** Start of Supplied material **

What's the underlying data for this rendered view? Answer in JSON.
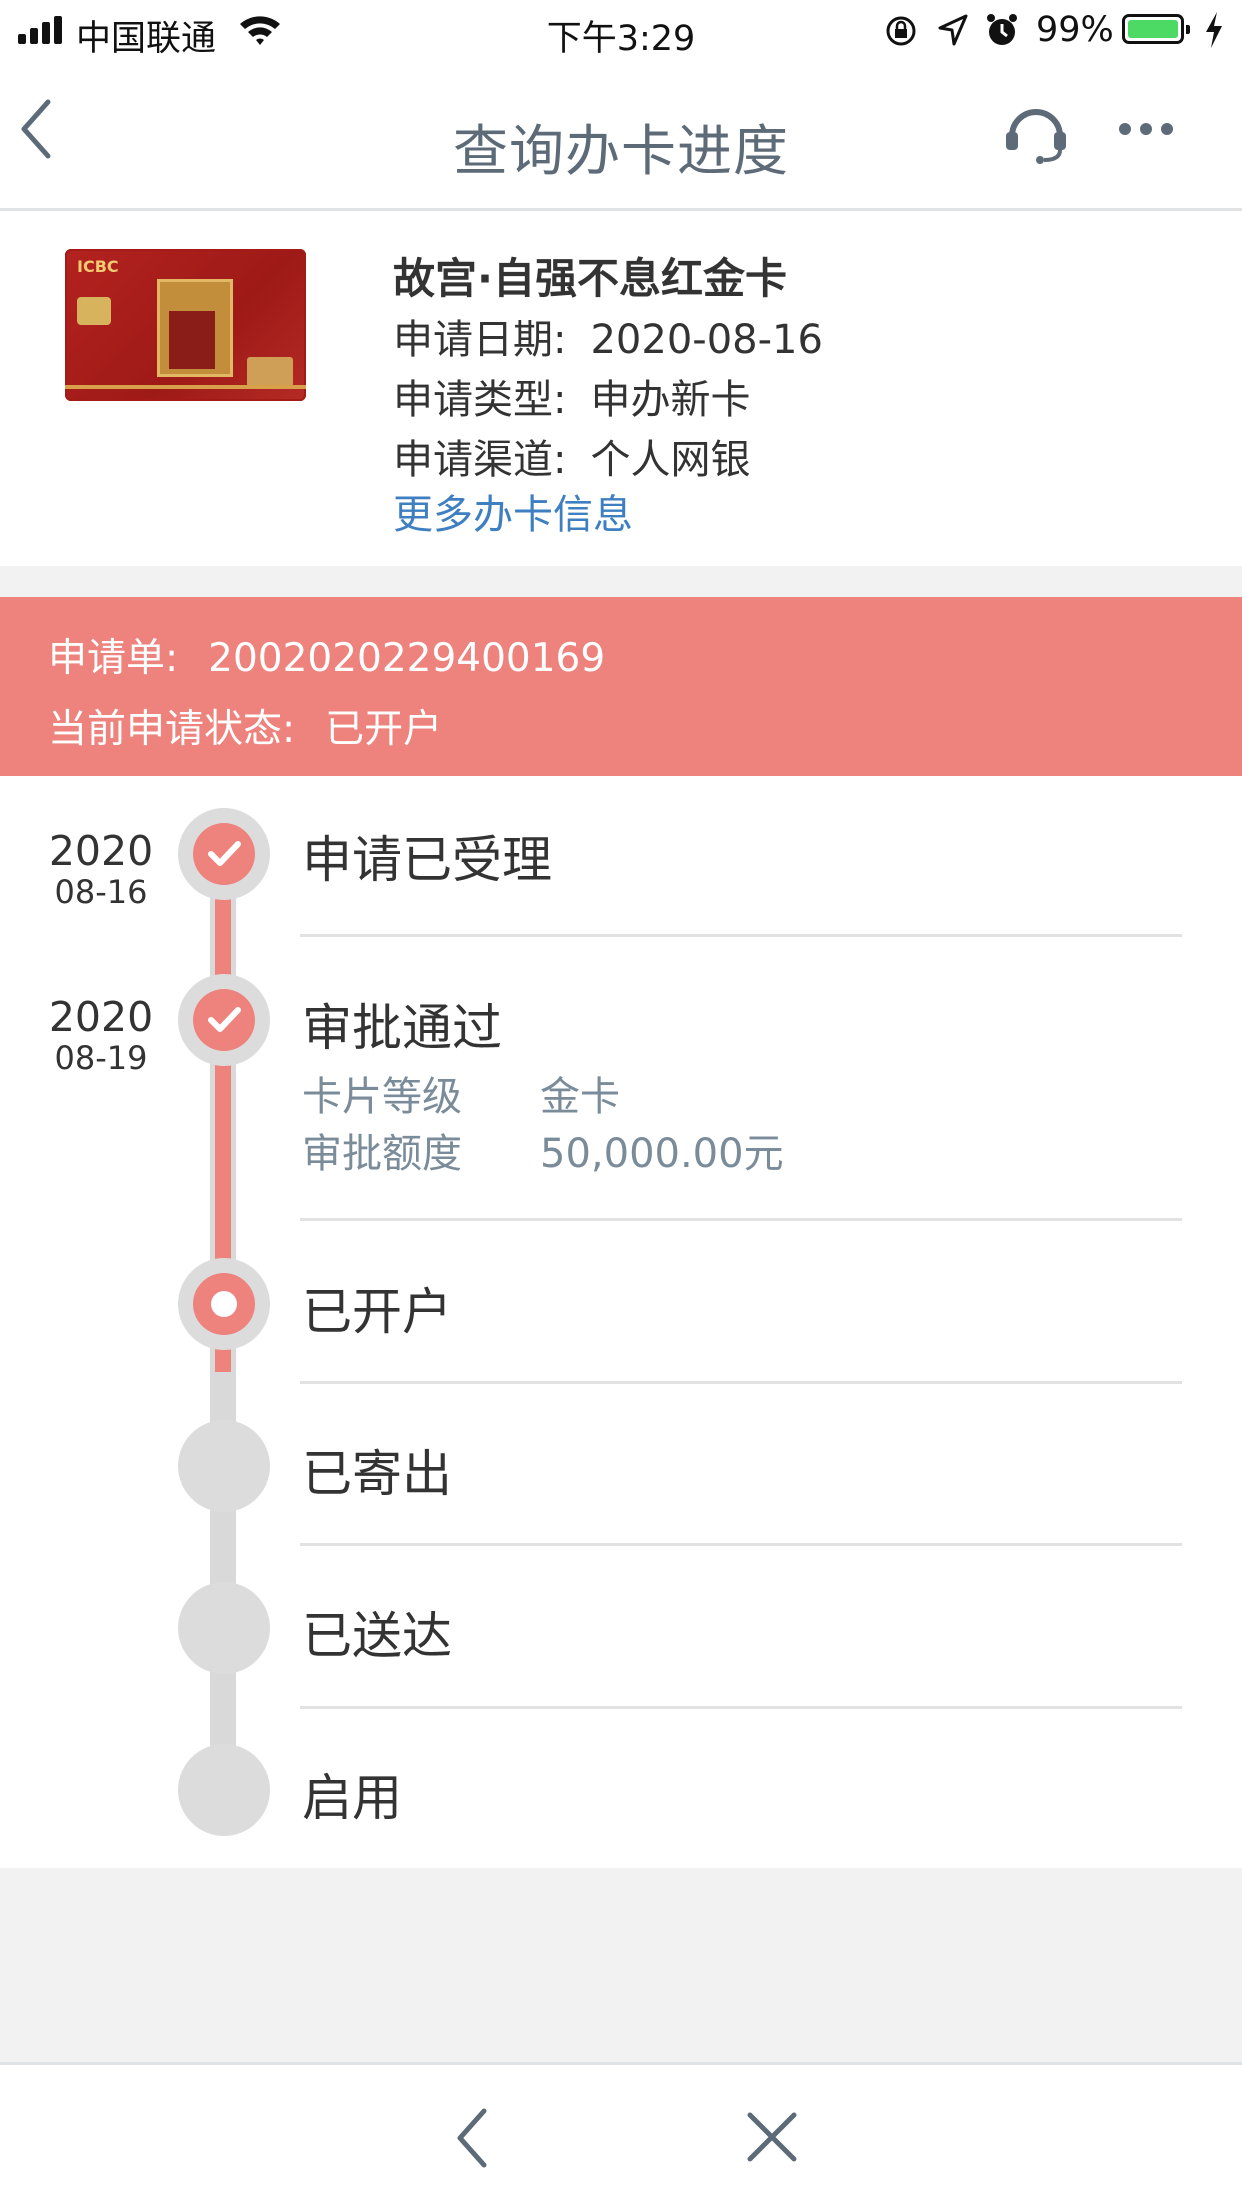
{
  "status_bar": {
    "carrier": "中国联通",
    "time": "下午3:29",
    "battery_percent": "99%",
    "battery_level": 0.99
  },
  "nav": {
    "title": "查询办卡进度",
    "back_icon": "chevron-left-icon",
    "service_icon": "headset-icon",
    "more_icon": "more-horizontal-icon"
  },
  "card": {
    "name": "故宫·自强不息红金卡",
    "rows": [
      {
        "label": "申请日期:",
        "value": "2020-08-16"
      },
      {
        "label": "申请类型:",
        "value": "申办新卡"
      },
      {
        "label": "申请渠道:",
        "value": "个人网银"
      }
    ],
    "more_link": "更多办卡信息",
    "logo_text": "ICBC"
  },
  "application": {
    "number_label": "申请单:",
    "number": "2002020229400169",
    "status_label": "当前申请状态:",
    "status": "已开户"
  },
  "timeline": {
    "steps": [
      {
        "title": "申请已受理",
        "year": "2020",
        "date": "08-16",
        "state": "done"
      },
      {
        "title": "审批通过",
        "year": "2020",
        "date": "08-19",
        "state": "done",
        "details": [
          {
            "label": "卡片等级",
            "value": "金卡"
          },
          {
            "label": "审批额度",
            "value": "50,000.00元"
          }
        ]
      },
      {
        "title": "已开户",
        "state": "current"
      },
      {
        "title": "已寄出",
        "state": "pending"
      },
      {
        "title": "已送达",
        "state": "pending"
      },
      {
        "title": "启用",
        "state": "pending"
      }
    ]
  },
  "bottom_bar": {
    "back_icon": "chevron-left-icon",
    "close_icon": "close-icon"
  },
  "colors": {
    "accent": "#ee827d",
    "link": "#3d7fc0",
    "nav_title": "#5d6b78",
    "pending_gray": "#d9d9d9"
  }
}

** End of Supplied material **

Your objective -> Skip the pictures and print each record exactly as it stands.

Answer to this exercise ->
What's the underlying data for this rendered view? Answer in JSON.
{
  "status_bar": {
    "carrier": "中国联通",
    "time": "下午3:29",
    "battery_percent": "99%",
    "battery_level": 0.99
  },
  "nav": {
    "title": "查询办卡进度",
    "back_icon": "chevron-left-icon",
    "service_icon": "headset-icon",
    "more_icon": "more-horizontal-icon"
  },
  "card": {
    "name": "故宫·自强不息红金卡",
    "rows": [
      {
        "label": "申请日期:",
        "value": "2020-08-16"
      },
      {
        "label": "申请类型:",
        "value": "申办新卡"
      },
      {
        "label": "申请渠道:",
        "value": "个人网银"
      }
    ],
    "more_link": "更多办卡信息",
    "logo_text": "ICBC"
  },
  "application": {
    "number_label": "申请单:",
    "number": "2002020229400169",
    "status_label": "当前申请状态:",
    "status": "已开户"
  },
  "timeline": {
    "steps": [
      {
        "title": "申请已受理",
        "year": "2020",
        "date": "08-16",
        "state": "done"
      },
      {
        "title": "审批通过",
        "year": "2020",
        "date": "08-19",
        "state": "done",
        "details": [
          {
            "label": "卡片等级",
            "value": "金卡"
          },
          {
            "label": "审批额度",
            "value": "50,000.00元"
          }
        ]
      },
      {
        "title": "已开户",
        "state": "current"
      },
      {
        "title": "已寄出",
        "state": "pending"
      },
      {
        "title": "已送达",
        "state": "pending"
      },
      {
        "title": "启用",
        "state": "pending"
      }
    ]
  },
  "bottom_bar": {
    "back_icon": "chevron-left-icon",
    "close_icon": "close-icon"
  },
  "colors": {
    "accent": "#ee827d",
    "link": "#3d7fc0",
    "nav_title": "#5d6b78",
    "pending_gray": "#d9d9d9"
  }
}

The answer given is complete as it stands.